Problem to solve. The entries below contain pictures. Retype everything except those pictures, exactly as given.

[Records from a data source]

···

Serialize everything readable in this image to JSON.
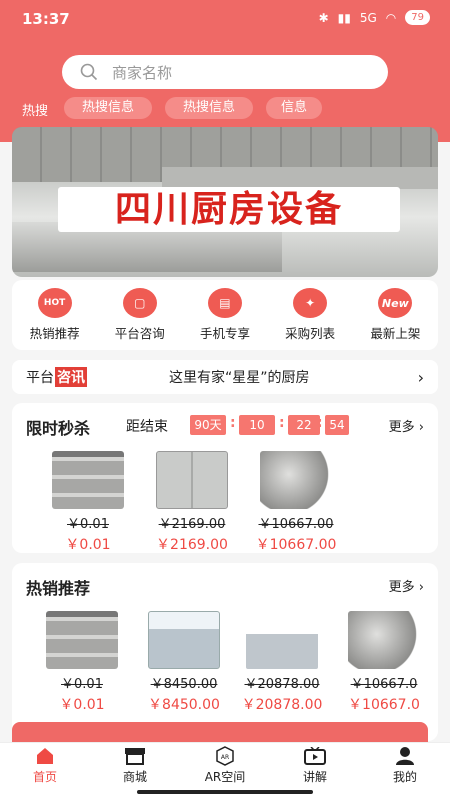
{
  "status": {
    "time": "13:37",
    "network": "5G",
    "battery": "79"
  },
  "search": {
    "placeholder": "商家名称"
  },
  "hot": {
    "label": "热搜",
    "chips": [
      "热搜信息",
      "热搜信息",
      "信息"
    ]
  },
  "banner": {
    "title": "四川厨房设备"
  },
  "menu": [
    {
      "label": "热销推荐",
      "icon": "hot-badge-icon",
      "glyph": "HOT"
    },
    {
      "label": "平台咨询",
      "icon": "consult-icon",
      "glyph": "▢"
    },
    {
      "label": "手机专享",
      "icon": "phone-icon",
      "glyph": "▤"
    },
    {
      "label": "采购列表",
      "icon": "shopping-run-icon",
      "glyph": "✦"
    },
    {
      "label": "最新上架",
      "icon": "new-badge-icon",
      "glyph": "New"
    }
  ],
  "news": {
    "prefix": "平台",
    "highlight": "咨讯",
    "text": "这里有家“星星”的厨房"
  },
  "flash_sale": {
    "title": "限时秒杀",
    "countdown_label": "距结束",
    "days": "90天",
    "hours": "10",
    "minutes": "22",
    "seconds": "54",
    "more": "更多",
    "products": [
      {
        "old": "￥0.01",
        "price": "￥0.01",
        "image": "oven"
      },
      {
        "old": "￥2169.00",
        "price": "￥2169.00",
        "image": "fridge"
      },
      {
        "old": "￥10667.00",
        "price": "￥10667.00",
        "image": "machine"
      }
    ]
  },
  "hot_sale": {
    "title": "热销推荐",
    "more": "更多",
    "products": [
      {
        "old": "￥0.01",
        "price": "￥0.01",
        "image": "oven"
      },
      {
        "old": "￥8450.00",
        "price": "￥8450.00",
        "image": "stove"
      },
      {
        "old": "￥20878.00",
        "price": "￥20878.00",
        "image": "dish"
      },
      {
        "old": "￥10667.0",
        "price": "￥10667.0",
        "image": "machine"
      }
    ]
  },
  "tabs": [
    {
      "label": "首页",
      "icon": "home-icon",
      "active": true
    },
    {
      "label": "商城",
      "icon": "shop-icon"
    },
    {
      "label": "AR空间",
      "icon": "ar-icon"
    },
    {
      "label": "讲解",
      "icon": "video-icon"
    },
    {
      "label": "我的",
      "icon": "user-icon"
    }
  ],
  "colors": {
    "brand": "#ef6966",
    "price": "#ef4a44"
  }
}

···

Response.
Serialize everything readable in this image to JSON.
{
  "status": {
    "time": "13:37",
    "network": "5G",
    "battery": "79"
  },
  "search": {
    "placeholder": "商家名称"
  },
  "hot": {
    "label": "热搜",
    "chips": [
      "热搜信息",
      "热搜信息",
      "信息"
    ]
  },
  "banner": {
    "title": "四川厨房设备"
  },
  "menu": [
    {
      "label": "热销推荐",
      "icon": "hot-badge-icon",
      "glyph": "HOT"
    },
    {
      "label": "平台咨询",
      "icon": "consult-icon",
      "glyph": "▢"
    },
    {
      "label": "手机专享",
      "icon": "phone-icon",
      "glyph": "▤"
    },
    {
      "label": "采购列表",
      "icon": "shopping-run-icon",
      "glyph": "✦"
    },
    {
      "label": "最新上架",
      "icon": "new-badge-icon",
      "glyph": "New"
    }
  ],
  "news": {
    "prefix": "平台",
    "highlight": "咨讯",
    "text": "这里有家“星星”的厨房"
  },
  "flash_sale": {
    "title": "限时秒杀",
    "countdown_label": "距结束",
    "days": "90天",
    "hours": "10",
    "minutes": "22",
    "seconds": "54",
    "more": "更多",
    "products": [
      {
        "old": "￥0.01",
        "price": "￥0.01",
        "image": "oven"
      },
      {
        "old": "￥2169.00",
        "price": "￥2169.00",
        "image": "fridge"
      },
      {
        "old": "￥10667.00",
        "price": "￥10667.00",
        "image": "machine"
      }
    ]
  },
  "hot_sale": {
    "title": "热销推荐",
    "more": "更多",
    "products": [
      {
        "old": "￥0.01",
        "price": "￥0.01",
        "image": "oven"
      },
      {
        "old": "￥8450.00",
        "price": "￥8450.00",
        "image": "stove"
      },
      {
        "old": "￥20878.00",
        "price": "￥20878.00",
        "image": "dish"
      },
      {
        "old": "￥10667.0",
        "price": "￥10667.0",
        "image": "machine"
      }
    ]
  },
  "tabs": [
    {
      "label": "首页",
      "icon": "home-icon",
      "active": true
    },
    {
      "label": "商城",
      "icon": "shop-icon"
    },
    {
      "label": "AR空间",
      "icon": "ar-icon"
    },
    {
      "label": "讲解",
      "icon": "video-icon"
    },
    {
      "label": "我的",
      "icon": "user-icon"
    }
  ],
  "colors": {
    "brand": "#ef6966",
    "price": "#ef4a44"
  }
}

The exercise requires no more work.